(Figure record extracts)
++++

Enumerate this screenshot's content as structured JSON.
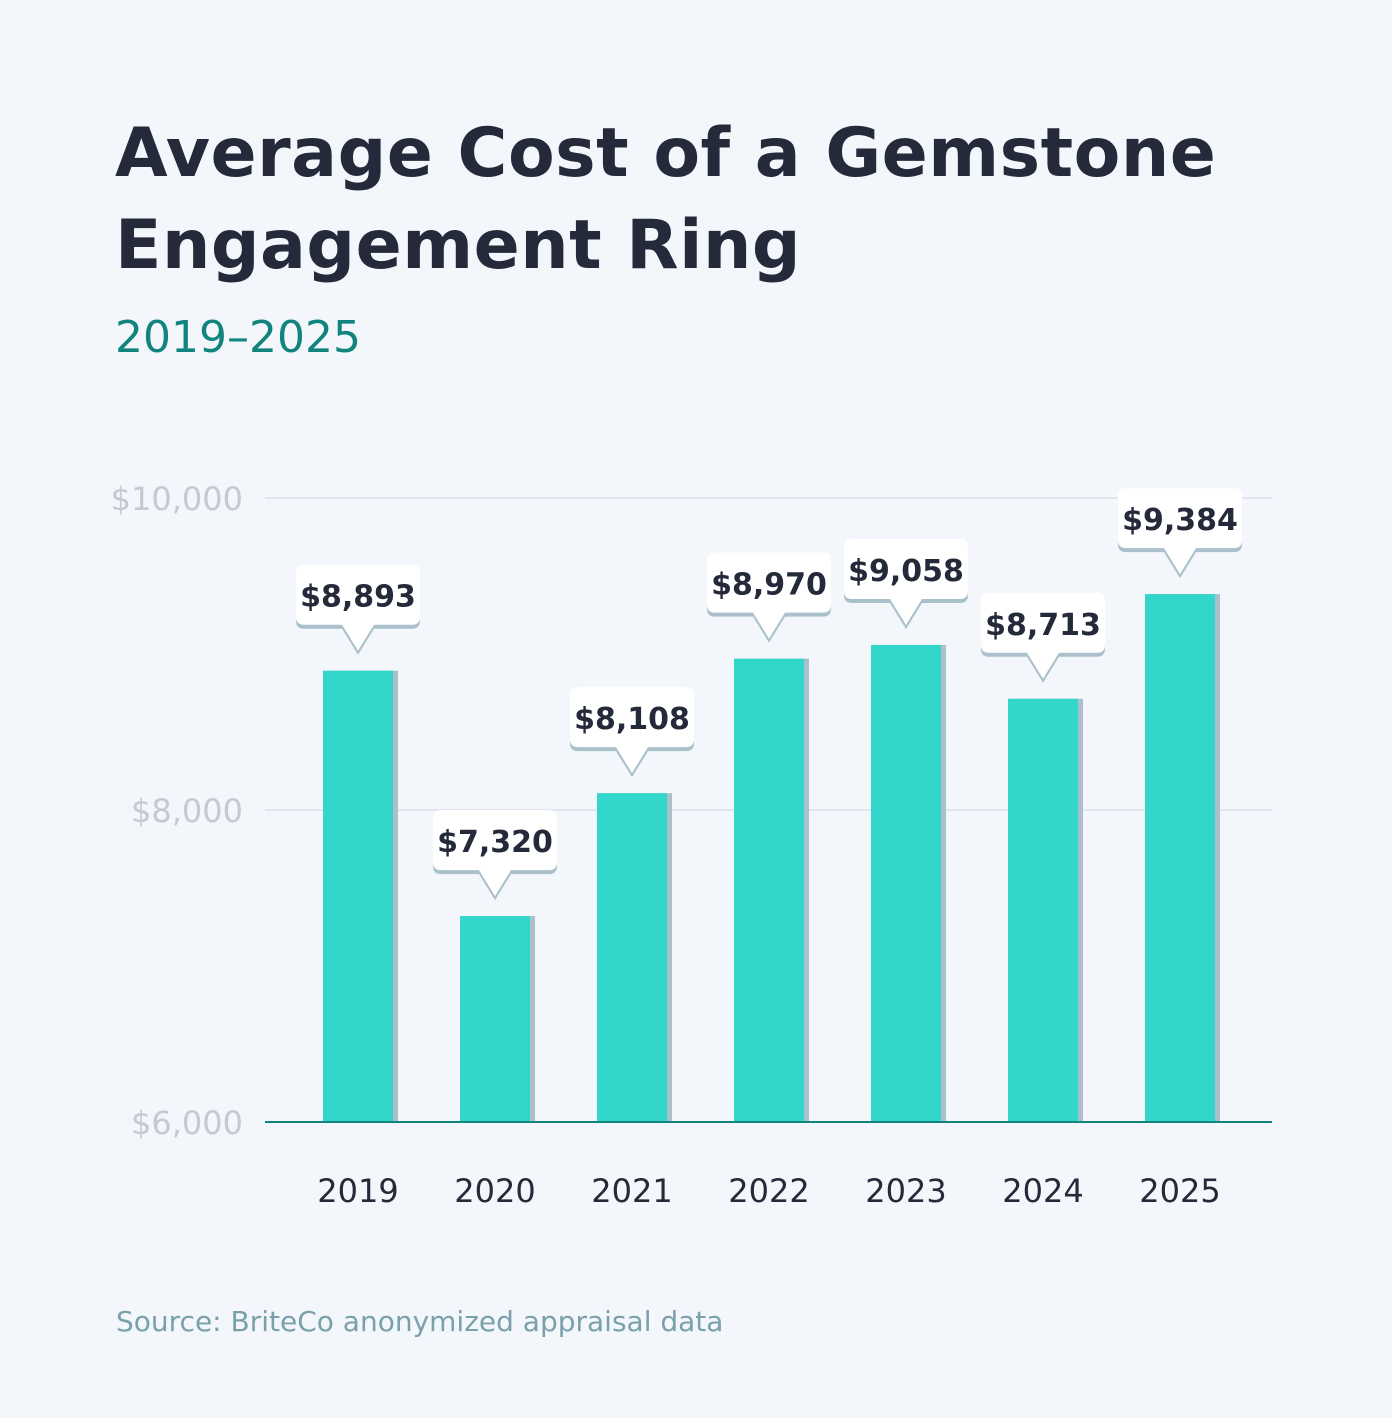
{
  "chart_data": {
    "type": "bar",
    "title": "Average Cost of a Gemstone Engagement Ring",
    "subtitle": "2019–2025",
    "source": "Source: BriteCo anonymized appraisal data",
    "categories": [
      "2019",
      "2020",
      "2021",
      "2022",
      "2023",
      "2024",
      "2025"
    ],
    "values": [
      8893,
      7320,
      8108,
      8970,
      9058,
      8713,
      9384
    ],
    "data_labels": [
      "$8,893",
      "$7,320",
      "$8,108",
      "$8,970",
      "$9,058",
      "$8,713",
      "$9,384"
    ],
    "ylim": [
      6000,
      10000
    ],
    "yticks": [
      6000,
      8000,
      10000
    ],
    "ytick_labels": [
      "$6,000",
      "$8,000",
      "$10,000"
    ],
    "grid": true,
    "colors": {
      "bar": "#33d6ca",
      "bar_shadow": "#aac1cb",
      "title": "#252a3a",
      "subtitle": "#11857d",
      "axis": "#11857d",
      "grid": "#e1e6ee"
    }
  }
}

++++

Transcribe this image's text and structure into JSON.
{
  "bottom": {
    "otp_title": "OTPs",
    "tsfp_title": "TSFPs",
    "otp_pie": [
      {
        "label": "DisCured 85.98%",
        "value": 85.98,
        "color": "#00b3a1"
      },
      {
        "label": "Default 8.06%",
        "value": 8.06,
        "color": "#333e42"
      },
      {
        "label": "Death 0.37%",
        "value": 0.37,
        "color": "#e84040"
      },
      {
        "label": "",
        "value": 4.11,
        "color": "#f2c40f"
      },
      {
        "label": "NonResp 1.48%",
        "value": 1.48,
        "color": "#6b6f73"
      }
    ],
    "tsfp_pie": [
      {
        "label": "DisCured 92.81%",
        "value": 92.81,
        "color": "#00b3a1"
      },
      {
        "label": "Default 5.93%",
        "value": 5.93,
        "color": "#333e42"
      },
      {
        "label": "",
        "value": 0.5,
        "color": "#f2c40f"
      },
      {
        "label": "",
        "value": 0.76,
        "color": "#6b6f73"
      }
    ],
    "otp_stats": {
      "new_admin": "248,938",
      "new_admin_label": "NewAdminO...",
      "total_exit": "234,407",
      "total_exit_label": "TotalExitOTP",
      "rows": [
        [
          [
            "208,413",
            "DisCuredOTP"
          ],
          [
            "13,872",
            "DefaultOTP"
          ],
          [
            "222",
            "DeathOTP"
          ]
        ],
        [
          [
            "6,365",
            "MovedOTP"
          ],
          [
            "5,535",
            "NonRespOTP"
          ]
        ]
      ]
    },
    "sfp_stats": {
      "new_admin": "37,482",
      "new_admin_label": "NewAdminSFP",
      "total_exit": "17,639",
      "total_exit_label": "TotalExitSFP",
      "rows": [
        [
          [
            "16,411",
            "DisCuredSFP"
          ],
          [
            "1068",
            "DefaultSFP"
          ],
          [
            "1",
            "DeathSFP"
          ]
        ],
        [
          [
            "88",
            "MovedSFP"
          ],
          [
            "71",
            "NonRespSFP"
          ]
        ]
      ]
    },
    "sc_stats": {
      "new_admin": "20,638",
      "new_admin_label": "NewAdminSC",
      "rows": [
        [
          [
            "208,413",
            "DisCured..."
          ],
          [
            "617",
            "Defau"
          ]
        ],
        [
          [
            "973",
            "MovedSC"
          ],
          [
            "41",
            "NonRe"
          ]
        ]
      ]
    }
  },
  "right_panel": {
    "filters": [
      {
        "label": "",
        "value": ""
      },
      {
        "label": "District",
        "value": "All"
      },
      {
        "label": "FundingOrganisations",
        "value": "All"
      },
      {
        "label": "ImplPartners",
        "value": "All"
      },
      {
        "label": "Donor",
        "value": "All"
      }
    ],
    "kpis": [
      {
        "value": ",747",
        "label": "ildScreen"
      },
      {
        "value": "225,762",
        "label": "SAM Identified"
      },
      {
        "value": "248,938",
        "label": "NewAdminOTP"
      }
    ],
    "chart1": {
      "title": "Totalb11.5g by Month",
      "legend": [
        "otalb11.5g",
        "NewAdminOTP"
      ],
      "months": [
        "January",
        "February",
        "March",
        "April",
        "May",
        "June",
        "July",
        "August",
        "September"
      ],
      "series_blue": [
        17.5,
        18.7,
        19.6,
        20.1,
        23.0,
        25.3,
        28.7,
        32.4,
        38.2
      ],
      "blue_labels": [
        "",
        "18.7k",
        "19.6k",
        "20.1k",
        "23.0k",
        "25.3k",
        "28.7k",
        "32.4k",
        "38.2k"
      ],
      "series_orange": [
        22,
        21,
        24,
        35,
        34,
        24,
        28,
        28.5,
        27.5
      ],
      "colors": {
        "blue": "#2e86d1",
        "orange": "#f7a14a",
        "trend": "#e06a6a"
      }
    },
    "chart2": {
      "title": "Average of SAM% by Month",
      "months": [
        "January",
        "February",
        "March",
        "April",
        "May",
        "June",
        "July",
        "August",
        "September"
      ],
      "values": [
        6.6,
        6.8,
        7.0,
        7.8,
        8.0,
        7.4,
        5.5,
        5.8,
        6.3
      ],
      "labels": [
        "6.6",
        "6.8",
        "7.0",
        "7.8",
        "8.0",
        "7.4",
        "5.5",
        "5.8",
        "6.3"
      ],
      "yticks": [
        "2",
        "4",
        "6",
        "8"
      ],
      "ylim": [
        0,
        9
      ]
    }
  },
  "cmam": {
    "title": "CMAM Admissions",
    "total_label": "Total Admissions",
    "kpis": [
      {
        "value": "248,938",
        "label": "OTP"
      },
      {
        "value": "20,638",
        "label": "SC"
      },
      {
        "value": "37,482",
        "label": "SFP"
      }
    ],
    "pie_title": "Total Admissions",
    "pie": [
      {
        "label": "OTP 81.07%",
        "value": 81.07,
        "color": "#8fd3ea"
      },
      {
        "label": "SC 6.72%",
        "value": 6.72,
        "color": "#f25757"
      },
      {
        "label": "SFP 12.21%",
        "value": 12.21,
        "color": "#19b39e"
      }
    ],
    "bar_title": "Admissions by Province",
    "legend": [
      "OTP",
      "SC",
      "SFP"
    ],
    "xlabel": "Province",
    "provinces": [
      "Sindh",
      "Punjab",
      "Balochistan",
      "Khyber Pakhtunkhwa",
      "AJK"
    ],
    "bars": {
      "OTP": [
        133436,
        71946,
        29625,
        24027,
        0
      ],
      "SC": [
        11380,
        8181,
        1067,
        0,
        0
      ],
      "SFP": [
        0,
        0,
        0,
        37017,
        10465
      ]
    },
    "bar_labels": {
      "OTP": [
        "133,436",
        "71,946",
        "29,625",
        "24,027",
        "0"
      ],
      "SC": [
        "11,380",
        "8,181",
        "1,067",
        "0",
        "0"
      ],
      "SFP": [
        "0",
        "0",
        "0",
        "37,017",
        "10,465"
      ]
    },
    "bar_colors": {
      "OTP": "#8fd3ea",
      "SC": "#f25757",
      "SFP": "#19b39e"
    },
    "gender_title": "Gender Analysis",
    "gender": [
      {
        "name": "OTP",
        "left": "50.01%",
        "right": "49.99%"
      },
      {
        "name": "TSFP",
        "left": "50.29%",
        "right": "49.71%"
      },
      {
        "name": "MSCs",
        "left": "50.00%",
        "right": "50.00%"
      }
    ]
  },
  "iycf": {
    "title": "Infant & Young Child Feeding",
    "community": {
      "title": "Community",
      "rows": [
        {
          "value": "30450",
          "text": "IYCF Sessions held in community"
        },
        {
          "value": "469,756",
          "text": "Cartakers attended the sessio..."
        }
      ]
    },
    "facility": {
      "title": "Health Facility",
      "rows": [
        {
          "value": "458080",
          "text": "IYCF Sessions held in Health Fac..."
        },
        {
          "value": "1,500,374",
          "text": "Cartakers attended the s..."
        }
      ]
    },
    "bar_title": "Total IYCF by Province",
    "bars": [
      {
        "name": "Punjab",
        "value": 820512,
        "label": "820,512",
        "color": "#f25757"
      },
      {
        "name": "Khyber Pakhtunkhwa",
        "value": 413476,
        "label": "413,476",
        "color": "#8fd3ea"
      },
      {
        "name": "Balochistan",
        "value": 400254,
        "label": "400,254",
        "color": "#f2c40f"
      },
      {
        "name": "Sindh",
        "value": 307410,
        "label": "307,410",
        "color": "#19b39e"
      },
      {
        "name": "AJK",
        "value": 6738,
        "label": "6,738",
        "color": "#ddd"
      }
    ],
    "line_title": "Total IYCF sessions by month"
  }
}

++++

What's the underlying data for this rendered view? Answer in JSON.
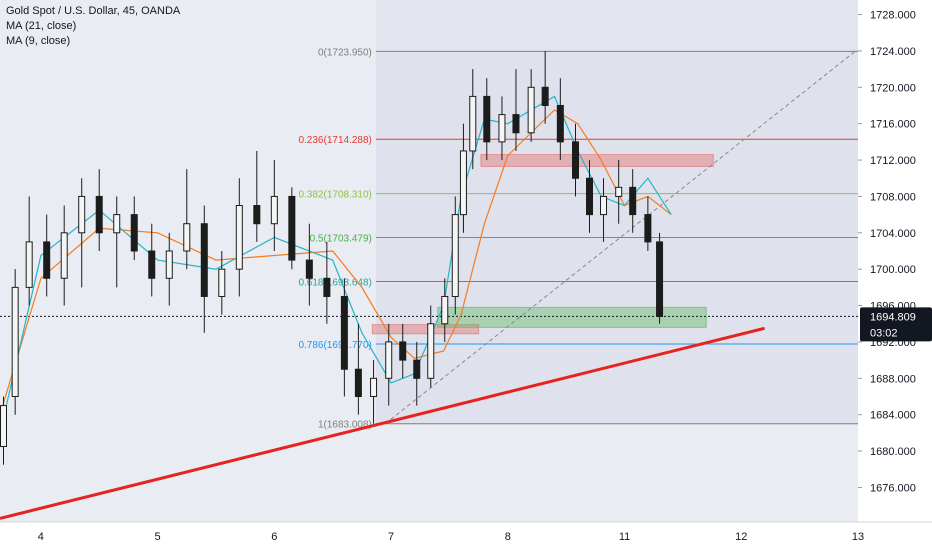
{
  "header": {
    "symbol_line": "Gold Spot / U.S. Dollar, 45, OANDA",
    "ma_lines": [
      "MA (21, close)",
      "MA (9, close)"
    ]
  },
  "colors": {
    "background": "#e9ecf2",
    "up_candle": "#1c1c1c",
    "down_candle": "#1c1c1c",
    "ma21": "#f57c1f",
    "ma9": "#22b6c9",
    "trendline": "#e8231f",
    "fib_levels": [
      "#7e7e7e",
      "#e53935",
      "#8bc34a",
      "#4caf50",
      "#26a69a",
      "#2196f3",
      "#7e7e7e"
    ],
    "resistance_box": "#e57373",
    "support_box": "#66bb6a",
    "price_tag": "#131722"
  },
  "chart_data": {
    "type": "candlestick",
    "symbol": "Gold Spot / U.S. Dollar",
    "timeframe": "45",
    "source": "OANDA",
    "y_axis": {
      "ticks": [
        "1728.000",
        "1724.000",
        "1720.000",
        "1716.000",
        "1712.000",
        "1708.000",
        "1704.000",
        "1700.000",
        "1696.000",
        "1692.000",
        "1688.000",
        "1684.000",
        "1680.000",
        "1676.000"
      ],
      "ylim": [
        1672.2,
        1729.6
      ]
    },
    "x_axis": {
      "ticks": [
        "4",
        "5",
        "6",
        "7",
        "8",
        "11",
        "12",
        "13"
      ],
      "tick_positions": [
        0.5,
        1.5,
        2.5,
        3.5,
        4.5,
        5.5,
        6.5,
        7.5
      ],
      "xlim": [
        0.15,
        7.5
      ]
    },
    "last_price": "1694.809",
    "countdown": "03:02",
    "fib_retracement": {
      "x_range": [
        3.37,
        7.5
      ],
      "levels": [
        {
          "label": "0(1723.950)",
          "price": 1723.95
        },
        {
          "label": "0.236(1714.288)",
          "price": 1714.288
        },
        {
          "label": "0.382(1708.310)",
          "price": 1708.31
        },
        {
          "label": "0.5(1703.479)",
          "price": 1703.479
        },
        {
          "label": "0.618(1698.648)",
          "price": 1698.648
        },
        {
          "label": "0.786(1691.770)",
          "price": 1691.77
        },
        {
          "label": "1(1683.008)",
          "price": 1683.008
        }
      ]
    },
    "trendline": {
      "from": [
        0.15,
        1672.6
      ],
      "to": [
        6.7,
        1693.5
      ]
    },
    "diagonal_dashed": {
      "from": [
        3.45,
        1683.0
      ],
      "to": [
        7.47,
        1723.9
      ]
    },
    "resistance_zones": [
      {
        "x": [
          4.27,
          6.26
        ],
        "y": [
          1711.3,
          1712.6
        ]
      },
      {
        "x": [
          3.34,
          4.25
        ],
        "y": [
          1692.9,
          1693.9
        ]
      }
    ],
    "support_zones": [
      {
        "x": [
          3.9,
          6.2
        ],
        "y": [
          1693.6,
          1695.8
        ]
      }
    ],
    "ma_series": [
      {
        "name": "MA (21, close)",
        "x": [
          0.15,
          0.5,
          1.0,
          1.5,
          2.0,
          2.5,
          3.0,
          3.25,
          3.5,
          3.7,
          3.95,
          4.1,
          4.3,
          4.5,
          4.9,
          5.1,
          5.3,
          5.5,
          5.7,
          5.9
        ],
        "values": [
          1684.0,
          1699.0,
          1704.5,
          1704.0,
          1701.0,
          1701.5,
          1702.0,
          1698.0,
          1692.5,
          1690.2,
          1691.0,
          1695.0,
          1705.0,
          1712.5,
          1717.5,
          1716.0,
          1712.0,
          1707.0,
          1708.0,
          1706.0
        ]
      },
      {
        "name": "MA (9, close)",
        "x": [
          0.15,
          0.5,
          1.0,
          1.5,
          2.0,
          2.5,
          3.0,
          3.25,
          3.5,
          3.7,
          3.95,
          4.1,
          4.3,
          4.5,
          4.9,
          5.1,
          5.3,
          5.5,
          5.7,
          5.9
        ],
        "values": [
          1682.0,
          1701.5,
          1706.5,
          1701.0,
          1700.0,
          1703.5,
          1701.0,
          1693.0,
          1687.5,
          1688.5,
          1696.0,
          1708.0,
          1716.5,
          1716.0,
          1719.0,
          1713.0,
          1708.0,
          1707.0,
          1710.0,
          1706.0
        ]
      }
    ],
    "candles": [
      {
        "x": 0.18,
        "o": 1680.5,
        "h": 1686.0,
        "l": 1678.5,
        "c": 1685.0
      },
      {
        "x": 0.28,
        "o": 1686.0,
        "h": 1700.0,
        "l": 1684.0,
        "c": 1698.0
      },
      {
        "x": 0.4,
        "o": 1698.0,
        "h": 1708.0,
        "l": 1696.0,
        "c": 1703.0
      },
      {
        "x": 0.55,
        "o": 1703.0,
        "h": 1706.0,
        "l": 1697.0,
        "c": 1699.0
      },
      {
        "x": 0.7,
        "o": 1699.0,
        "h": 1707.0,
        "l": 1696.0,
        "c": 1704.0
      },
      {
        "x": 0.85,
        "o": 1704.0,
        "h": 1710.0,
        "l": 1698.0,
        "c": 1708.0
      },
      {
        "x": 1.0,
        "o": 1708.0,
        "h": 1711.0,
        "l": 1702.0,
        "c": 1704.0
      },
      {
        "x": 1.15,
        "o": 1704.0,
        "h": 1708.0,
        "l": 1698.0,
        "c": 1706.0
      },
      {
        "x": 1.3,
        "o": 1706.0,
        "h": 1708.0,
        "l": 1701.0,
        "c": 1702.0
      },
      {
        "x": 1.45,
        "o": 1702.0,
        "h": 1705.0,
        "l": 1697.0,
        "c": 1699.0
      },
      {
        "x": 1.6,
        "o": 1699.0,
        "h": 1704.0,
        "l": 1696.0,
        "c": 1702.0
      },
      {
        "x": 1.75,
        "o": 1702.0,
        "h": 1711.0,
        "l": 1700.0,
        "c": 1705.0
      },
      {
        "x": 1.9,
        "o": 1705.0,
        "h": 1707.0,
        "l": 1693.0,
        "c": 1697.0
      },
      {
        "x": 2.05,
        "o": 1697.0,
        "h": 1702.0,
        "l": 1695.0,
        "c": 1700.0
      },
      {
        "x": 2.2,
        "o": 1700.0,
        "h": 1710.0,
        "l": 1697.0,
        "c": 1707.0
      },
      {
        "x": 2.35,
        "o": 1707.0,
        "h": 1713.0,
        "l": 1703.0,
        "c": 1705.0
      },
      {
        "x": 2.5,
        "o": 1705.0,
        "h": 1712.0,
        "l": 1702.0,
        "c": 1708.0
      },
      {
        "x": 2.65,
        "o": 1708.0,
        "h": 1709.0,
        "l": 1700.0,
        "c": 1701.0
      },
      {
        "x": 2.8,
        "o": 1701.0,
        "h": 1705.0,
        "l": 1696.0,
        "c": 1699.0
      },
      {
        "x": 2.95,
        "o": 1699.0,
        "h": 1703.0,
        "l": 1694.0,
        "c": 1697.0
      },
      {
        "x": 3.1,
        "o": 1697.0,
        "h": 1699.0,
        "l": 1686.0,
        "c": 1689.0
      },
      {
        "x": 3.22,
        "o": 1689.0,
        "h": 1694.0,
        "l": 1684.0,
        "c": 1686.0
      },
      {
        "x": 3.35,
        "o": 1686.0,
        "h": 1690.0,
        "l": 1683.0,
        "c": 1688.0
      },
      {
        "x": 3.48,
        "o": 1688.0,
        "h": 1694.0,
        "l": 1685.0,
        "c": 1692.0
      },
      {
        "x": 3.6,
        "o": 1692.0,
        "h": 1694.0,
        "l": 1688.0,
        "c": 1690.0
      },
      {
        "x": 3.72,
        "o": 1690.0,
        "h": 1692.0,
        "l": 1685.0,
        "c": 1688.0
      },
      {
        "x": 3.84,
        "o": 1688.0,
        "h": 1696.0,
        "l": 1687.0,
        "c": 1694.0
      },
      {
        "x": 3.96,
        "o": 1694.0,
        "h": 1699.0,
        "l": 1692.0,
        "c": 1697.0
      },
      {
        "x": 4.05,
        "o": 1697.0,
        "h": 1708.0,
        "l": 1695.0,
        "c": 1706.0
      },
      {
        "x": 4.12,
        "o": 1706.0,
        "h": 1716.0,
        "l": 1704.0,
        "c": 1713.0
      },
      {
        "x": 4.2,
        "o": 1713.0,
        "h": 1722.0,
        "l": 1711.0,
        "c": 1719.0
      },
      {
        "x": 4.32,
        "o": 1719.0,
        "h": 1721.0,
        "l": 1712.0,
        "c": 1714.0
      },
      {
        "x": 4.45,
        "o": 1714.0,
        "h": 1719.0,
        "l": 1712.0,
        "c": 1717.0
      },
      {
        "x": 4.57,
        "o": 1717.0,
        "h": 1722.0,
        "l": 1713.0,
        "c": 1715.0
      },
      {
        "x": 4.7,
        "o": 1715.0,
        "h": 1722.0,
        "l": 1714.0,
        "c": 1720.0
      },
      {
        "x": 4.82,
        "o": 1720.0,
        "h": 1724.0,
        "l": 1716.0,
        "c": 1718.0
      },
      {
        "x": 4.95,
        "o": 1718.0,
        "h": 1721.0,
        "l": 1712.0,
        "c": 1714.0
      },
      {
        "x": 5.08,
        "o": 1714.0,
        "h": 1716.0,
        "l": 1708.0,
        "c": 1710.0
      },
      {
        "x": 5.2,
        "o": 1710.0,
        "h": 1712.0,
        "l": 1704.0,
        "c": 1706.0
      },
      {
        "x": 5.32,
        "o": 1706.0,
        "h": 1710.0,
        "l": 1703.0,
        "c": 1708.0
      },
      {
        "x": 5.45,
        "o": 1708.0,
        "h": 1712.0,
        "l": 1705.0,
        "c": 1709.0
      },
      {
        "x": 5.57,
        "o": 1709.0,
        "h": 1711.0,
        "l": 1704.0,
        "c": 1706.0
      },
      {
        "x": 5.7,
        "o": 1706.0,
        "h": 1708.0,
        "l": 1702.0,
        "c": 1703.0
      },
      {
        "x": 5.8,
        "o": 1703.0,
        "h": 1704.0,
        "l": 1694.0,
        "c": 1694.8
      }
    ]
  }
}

++++

Write out every line from the entries where "JSON" appears.

- FULL SOLUTION
Enumerate this screenshot's content as structured JSON.
Transcribe this image's text and structure into JSON.
What's the underlying data for this rendered view? Answer in JSON.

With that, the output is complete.